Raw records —
########

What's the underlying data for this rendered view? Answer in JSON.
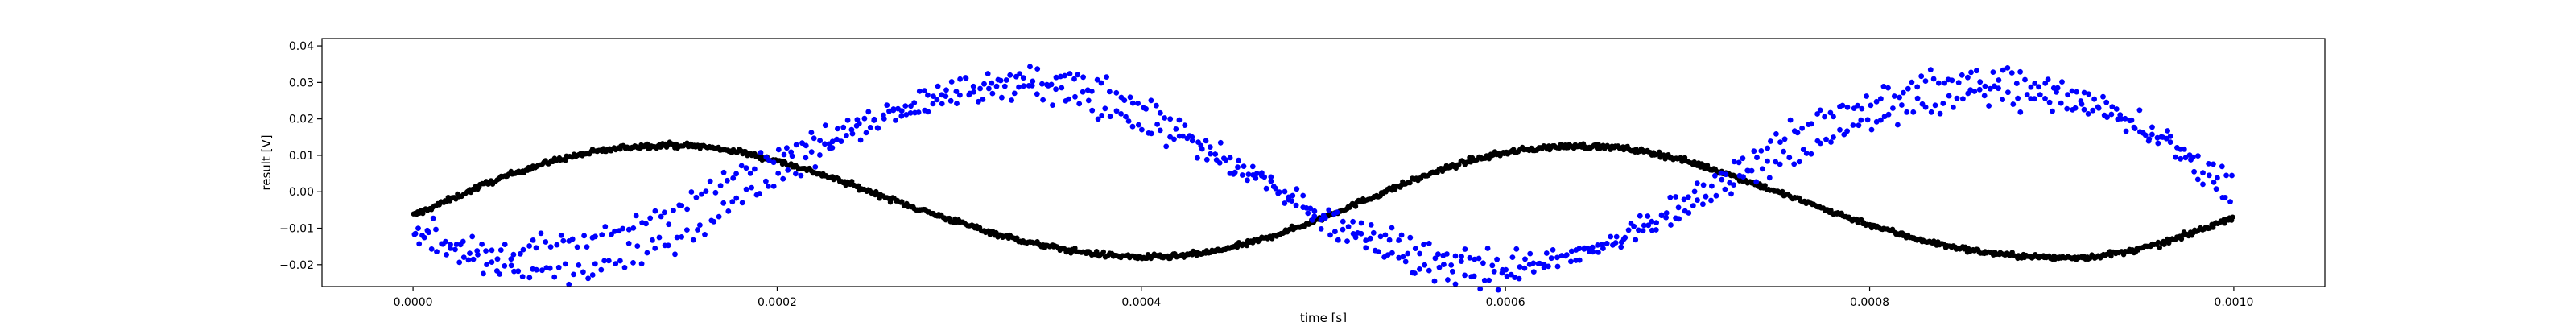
{
  "chart_data": {
    "type": "scatter",
    "title": "",
    "xlabel": "time [s]",
    "ylabel": "result [V]",
    "xlim": [
      -5e-05,
      0.00105
    ],
    "ylim": [
      -0.026,
      0.042
    ],
    "x_ticks": [
      0.0,
      0.0002,
      0.0004,
      0.0006,
      0.0008,
      0.001
    ],
    "x_tick_labels": [
      "0.0000",
      "0.0002",
      "0.0004",
      "0.0006",
      "0.0008",
      "0.0010"
    ],
    "y_ticks": [
      -0.02,
      -0.01,
      0.0,
      0.01,
      0.02,
      0.03,
      0.04
    ],
    "y_tick_labels": [
      "−0.02",
      "−0.01",
      "0.00",
      "0.01",
      "0.02",
      "0.03",
      "0.04"
    ],
    "grid": false,
    "legend": "none",
    "series": [
      {
        "color": "#000000",
        "x": [
          0.0,
          2e-05,
          4e-05,
          6e-05,
          8e-05,
          0.0001,
          0.00012,
          0.00014,
          0.00016,
          0.00018,
          0.0002,
          0.00022,
          0.00024,
          0.00026,
          0.00028,
          0.0003,
          0.00032,
          0.00034,
          0.00036,
          0.00038,
          0.0004,
          0.00042,
          0.00044,
          0.00046,
          0.00048,
          0.0005,
          0.00052,
          0.00054,
          0.00056,
          0.00058,
          0.0006,
          0.00062,
          0.00064,
          0.00066,
          0.00068,
          0.0007,
          0.00072,
          0.00074,
          0.00076,
          0.00078,
          0.0008,
          0.00082,
          0.00084,
          0.00086,
          0.00088,
          0.0009,
          0.00092,
          0.00094,
          0.00096,
          0.00098,
          0.001
        ],
        "y": [
          -0.0065,
          -0.0022,
          0.0022,
          0.0059,
          0.0089,
          0.011,
          0.0124,
          0.0129,
          0.0124,
          0.0109,
          0.0085,
          0.0055,
          0.0021,
          -0.0016,
          -0.0051,
          -0.0084,
          -0.0115,
          -0.0141,
          -0.016,
          -0.0173,
          -0.018,
          -0.0177,
          -0.0164,
          -0.014,
          -0.0108,
          -0.007,
          -0.0029,
          0.0013,
          0.0052,
          0.0085,
          0.0108,
          0.0121,
          0.0126,
          0.0122,
          0.0108,
          0.0084,
          0.0052,
          0.0017,
          -0.002,
          -0.0056,
          -0.009,
          -0.0121,
          -0.0146,
          -0.0164,
          -0.0175,
          -0.0181,
          -0.0179,
          -0.0166,
          -0.0143,
          -0.0108,
          -0.0068
        ]
      },
      {
        "color": "#0000ff",
        "x": [
          0.0,
          2e-05,
          4e-05,
          6e-05,
          8e-05,
          0.0001,
          0.00012,
          0.00014,
          0.00016,
          0.00018,
          0.0002,
          0.00022,
          0.00024,
          0.00026,
          0.00028,
          0.0003,
          0.00032,
          0.00034,
          0.00036,
          0.00038,
          0.0004,
          0.00042,
          0.00044,
          0.00046,
          0.00048,
          0.0005,
          0.00052,
          0.00054,
          0.00056,
          0.00058,
          0.0006,
          0.00062,
          0.00064,
          0.00066,
          0.00068,
          0.0007,
          0.00072,
          0.00074,
          0.00076,
          0.00078,
          0.0008,
          0.00082,
          0.00084,
          0.00086,
          0.00088,
          0.0009,
          0.00092,
          0.00094,
          0.00096,
          0.00098,
          0.001
        ],
        "y": [
          -0.0095,
          -0.0135,
          -0.0155,
          -0.016,
          -0.015,
          -0.0128,
          -0.0093,
          -0.005,
          -0.0002,
          0.0048,
          0.0096,
          0.0142,
          0.0185,
          0.0222,
          0.0252,
          0.0273,
          0.028,
          0.0275,
          0.0258,
          0.023,
          0.0193,
          0.0148,
          0.0099,
          0.0047,
          -0.0005,
          -0.0053,
          -0.0096,
          -0.0134,
          -0.0163,
          -0.0182,
          -0.019,
          -0.0186,
          -0.017,
          -0.0142,
          -0.0102,
          -0.0055,
          -0.0003,
          0.005,
          0.0101,
          0.0148,
          0.0188,
          0.022,
          0.0243,
          0.0257,
          0.0261,
          0.0254,
          0.0233,
          0.0198,
          0.0151,
          0.0093,
          0.0025
        ]
      },
      {
        "color": "#0000ff",
        "x": [
          0.0,
          2e-05,
          4e-05,
          6e-05,
          8e-05,
          0.0001,
          0.00012,
          0.00014,
          0.00016,
          0.00018,
          0.0002,
          0.00022,
          0.00024,
          0.00026,
          0.00028,
          0.0003,
          0.00032,
          0.00034,
          0.00036,
          0.00038,
          0.0004,
          0.00042,
          0.00044,
          0.00046,
          0.00048,
          0.0005,
          0.00052,
          0.00054,
          0.00056,
          0.00058,
          0.0006,
          0.00062,
          0.00064,
          0.00066,
          0.00068,
          0.0007,
          0.00072,
          0.00074,
          0.00076,
          0.00078,
          0.0008,
          0.00082,
          0.00084,
          0.00086,
          0.00088,
          0.0009,
          0.00092,
          0.00094,
          0.00096,
          0.00098,
          0.001
        ],
        "y": [
          -0.012,
          -0.0175,
          -0.0205,
          -0.0222,
          -0.0225,
          -0.0213,
          -0.0185,
          -0.0142,
          -0.0088,
          -0.0025,
          0.004,
          0.0102,
          0.016,
          0.021,
          0.0252,
          0.0283,
          0.0305,
          0.0317,
          0.031,
          0.0285,
          0.0243,
          0.0186,
          0.012,
          0.005,
          -0.002,
          -0.0085,
          -0.014,
          -0.0185,
          -0.0215,
          -0.023,
          -0.0228,
          -0.021,
          -0.0178,
          -0.0132,
          -0.0077,
          -0.0015,
          0.005,
          0.0113,
          0.017,
          0.022,
          0.026,
          0.029,
          0.0308,
          0.0315,
          0.031,
          0.029,
          0.0255,
          0.0205,
          0.014,
          0.0062,
          -0.0025
        ]
      }
    ]
  }
}
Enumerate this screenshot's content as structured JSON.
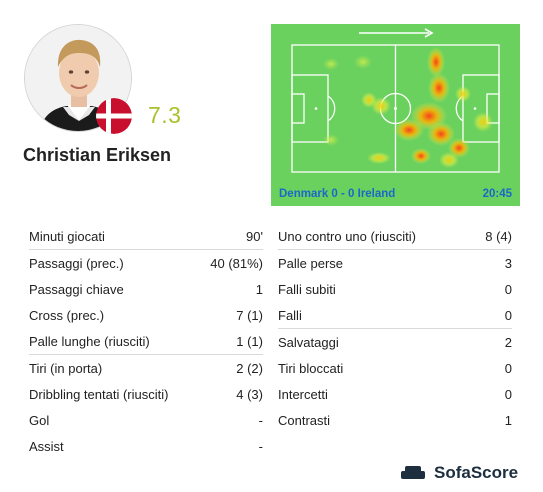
{
  "player": {
    "name": "Christian Eriksen",
    "rating": "7.3",
    "country": "Denmark",
    "flag_colors": {
      "red": "#c8102e",
      "white": "#ffffff"
    }
  },
  "heatmap": {
    "match": "Denmark 0 - 0 Ireland",
    "time": "20:45",
    "direction_icon": "arrow-right-icon",
    "pitch_color": "#6bd15e"
  },
  "stats_left": [
    {
      "label": "Minuti giocati",
      "value": "90'"
    },
    {
      "label": "Passaggi (prec.)",
      "value": "40 (81%)"
    },
    {
      "label": "Passaggi chiave",
      "value": "1"
    },
    {
      "label": "Cross (prec.)",
      "value": "7 (1)"
    },
    {
      "label": "Palle lunghe (riusciti)",
      "value": "1 (1)"
    },
    {
      "label": "Tiri (in porta)",
      "value": "2 (2)"
    },
    {
      "label": "Dribbling tentati (riusciti)",
      "value": "4 (3)"
    },
    {
      "label": "Gol",
      "value": "-"
    },
    {
      "label": "Assist",
      "value": "-"
    }
  ],
  "stats_right": [
    {
      "label": "Uno contro uno (riusciti)",
      "value": "8 (4)"
    },
    {
      "label": "Palle perse",
      "value": "3"
    },
    {
      "label": "Falli subiti",
      "value": "0"
    },
    {
      "label": "Falli",
      "value": "0"
    },
    {
      "label": "Salvataggi",
      "value": "2"
    },
    {
      "label": "Tiri bloccati",
      "value": "0"
    },
    {
      "label": "Intercetti",
      "value": "0"
    },
    {
      "label": "Contrasti",
      "value": "1"
    }
  ],
  "brand": {
    "name": "SofaScore",
    "icon": "sofa-icon",
    "color": "#1d2e3f"
  }
}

########

Required work — Transcribe the records above verbatim. Do not carry over any picture.

Exercise result —
What's the underlying data for this rendered view? Answer in JSON.
{
  "chart_data": {
    "type": "scatter",
    "title": "",
    "xlabel": "time [s]",
    "ylabel": "result [V]",
    "xlim": [
      -5e-05,
      0.00105
    ],
    "ylim": [
      -0.026,
      0.042
    ],
    "x_ticks": [
      0.0,
      0.0002,
      0.0004,
      0.0006,
      0.0008,
      0.001
    ],
    "x_tick_labels": [
      "0.0000",
      "0.0002",
      "0.0004",
      "0.0006",
      "0.0008",
      "0.0010"
    ],
    "y_ticks": [
      -0.02,
      -0.01,
      0.0,
      0.01,
      0.02,
      0.03,
      0.04
    ],
    "y_tick_labels": [
      "−0.02",
      "−0.01",
      "0.00",
      "0.01",
      "0.02",
      "0.03",
      "0.04"
    ],
    "grid": false,
    "legend": "none",
    "series": [
      {
        "color": "#000000",
        "x": [
          0.0,
          2e-05,
          4e-05,
          6e-05,
          8e-05,
          0.0001,
          0.00012,
          0.00014,
          0.00016,
          0.00018,
          0.0002,
          0.00022,
          0.00024,
          0.00026,
          0.00028,
          0.0003,
          0.00032,
          0.00034,
          0.00036,
          0.00038,
          0.0004,
          0.00042,
          0.00044,
          0.00046,
          0.00048,
          0.0005,
          0.00052,
          0.00054,
          0.00056,
          0.00058,
          0.0006,
          0.00062,
          0.00064,
          0.00066,
          0.00068,
          0.0007,
          0.00072,
          0.00074,
          0.00076,
          0.00078,
          0.0008,
          0.00082,
          0.00084,
          0.00086,
          0.00088,
          0.0009,
          0.00092,
          0.00094,
          0.00096,
          0.00098,
          0.001
        ],
        "y": [
          -0.0065,
          -0.0022,
          0.0022,
          0.0059,
          0.0089,
          0.011,
          0.0124,
          0.0129,
          0.0124,
          0.0109,
          0.0085,
          0.0055,
          0.0021,
          -0.0016,
          -0.0051,
          -0.0084,
          -0.0115,
          -0.0141,
          -0.016,
          -0.0173,
          -0.018,
          -0.0177,
          -0.0164,
          -0.014,
          -0.0108,
          -0.007,
          -0.0029,
          0.0013,
          0.0052,
          0.0085,
          0.0108,
          0.0121,
          0.0126,
          0.0122,
          0.0108,
          0.0084,
          0.0052,
          0.0017,
          -0.002,
          -0.0056,
          -0.009,
          -0.0121,
          -0.0146,
          -0.0164,
          -0.0175,
          -0.0181,
          -0.0179,
          -0.0166,
          -0.0143,
          -0.0108,
          -0.0068
        ]
      },
      {
        "color": "#0000ff",
        "x": [
          0.0,
          2e-05,
          4e-05,
          6e-05,
          8e-05,
          0.0001,
          0.00012,
          0.00014,
          0.00016,
          0.00018,
          0.0002,
          0.00022,
          0.00024,
          0.00026,
          0.00028,
          0.0003,
          0.00032,
          0.00034,
          0.00036,
          0.00038,
          0.0004,
          0.00042,
          0.00044,
          0.00046,
          0.00048,
          0.0005,
          0.00052,
          0.00054,
          0.00056,
          0.00058,
          0.0006,
          0.00062,
          0.00064,
          0.00066,
          0.00068,
          0.0007,
          0.00072,
          0.00074,
          0.00076,
          0.00078,
          0.0008,
          0.00082,
          0.00084,
          0.00086,
          0.00088,
          0.0009,
          0.00092,
          0.00094,
          0.00096,
          0.00098,
          0.001
        ],
        "y": [
          -0.0095,
          -0.0135,
          -0.0155,
          -0.016,
          -0.015,
          -0.0128,
          -0.0093,
          -0.005,
          -0.0002,
          0.0048,
          0.0096,
          0.0142,
          0.0185,
          0.0222,
          0.0252,
          0.0273,
          0.028,
          0.0275,
          0.0258,
          0.023,
          0.0193,
          0.0148,
          0.0099,
          0.0047,
          -0.0005,
          -0.0053,
          -0.0096,
          -0.0134,
          -0.0163,
          -0.0182,
          -0.019,
          -0.0186,
          -0.017,
          -0.0142,
          -0.0102,
          -0.0055,
          -0.0003,
          0.005,
          0.0101,
          0.0148,
          0.0188,
          0.022,
          0.0243,
          0.0257,
          0.0261,
          0.0254,
          0.0233,
          0.0198,
          0.0151,
          0.0093,
          0.0025
        ]
      },
      {
        "color": "#0000ff",
        "x": [
          0.0,
          2e-05,
          4e-05,
          6e-05,
          8e-05,
          0.0001,
          0.00012,
          0.00014,
          0.00016,
          0.00018,
          0.0002,
          0.00022,
          0.00024,
          0.00026,
          0.00028,
          0.0003,
          0.00032,
          0.00034,
          0.00036,
          0.00038,
          0.0004,
          0.00042,
          0.00044,
          0.00046,
          0.00048,
          0.0005,
          0.00052,
          0.00054,
          0.00056,
          0.00058,
          0.0006,
          0.00062,
          0.00064,
          0.00066,
          0.00068,
          0.0007,
          0.00072,
          0.00074,
          0.00076,
          0.00078,
          0.0008,
          0.00082,
          0.00084,
          0.00086,
          0.00088,
          0.0009,
          0.00092,
          0.00094,
          0.00096,
          0.00098,
          0.001
        ],
        "y": [
          -0.012,
          -0.0175,
          -0.0205,
          -0.0222,
          -0.0225,
          -0.0213,
          -0.0185,
          -0.0142,
          -0.0088,
          -0.0025,
          0.004,
          0.0102,
          0.016,
          0.021,
          0.0252,
          0.0283,
          0.0305,
          0.0317,
          0.031,
          0.0285,
          0.0243,
          0.0186,
          0.012,
          0.005,
          -0.002,
          -0.0085,
          -0.014,
          -0.0185,
          -0.0215,
          -0.023,
          -0.0228,
          -0.021,
          -0.0178,
          -0.0132,
          -0.0077,
          -0.0015,
          0.005,
          0.0113,
          0.017,
          0.022,
          0.026,
          0.029,
          0.0308,
          0.0315,
          0.031,
          0.029,
          0.0255,
          0.0205,
          0.014,
          0.0062,
          -0.0025
        ]
      }
    ]
  }
}
Enumerate this screenshot's content as structured JSON.
{
  "player": {
    "name": "Christian Eriksen",
    "rating": "7.3",
    "country": "Denmark",
    "flag_colors": {
      "red": "#c8102e",
      "white": "#ffffff"
    }
  },
  "heatmap": {
    "match": "Denmark 0 - 0 Ireland",
    "time": "20:45",
    "direction_icon": "arrow-right-icon",
    "pitch_color": "#6bd15e"
  },
  "stats_left": [
    {
      "label": "Minuti giocati",
      "value": "90'"
    },
    {
      "label": "Passaggi (prec.)",
      "value": "40 (81%)"
    },
    {
      "label": "Passaggi chiave",
      "value": "1"
    },
    {
      "label": "Cross (prec.)",
      "value": "7 (1)"
    },
    {
      "label": "Palle lunghe (riusciti)",
      "value": "1 (1)"
    },
    {
      "label": "Tiri (in porta)",
      "value": "2 (2)"
    },
    {
      "label": "Dribbling tentati (riusciti)",
      "value": "4 (3)"
    },
    {
      "label": "Gol",
      "value": "-"
    },
    {
      "label": "Assist",
      "value": "-"
    }
  ],
  "stats_right": [
    {
      "label": "Uno contro uno (riusciti)",
      "value": "8 (4)"
    },
    {
      "label": "Palle perse",
      "value": "3"
    },
    {
      "label": "Falli subiti",
      "value": "0"
    },
    {
      "label": "Falli",
      "value": "0"
    },
    {
      "label": "Salvataggi",
      "value": "2"
    },
    {
      "label": "Tiri bloccati",
      "value": "0"
    },
    {
      "label": "Intercetti",
      "value": "0"
    },
    {
      "label": "Contrasti",
      "value": "1"
    }
  ],
  "brand": {
    "name": "SofaScore",
    "icon": "sofa-icon",
    "color": "#1d2e3f"
  }
}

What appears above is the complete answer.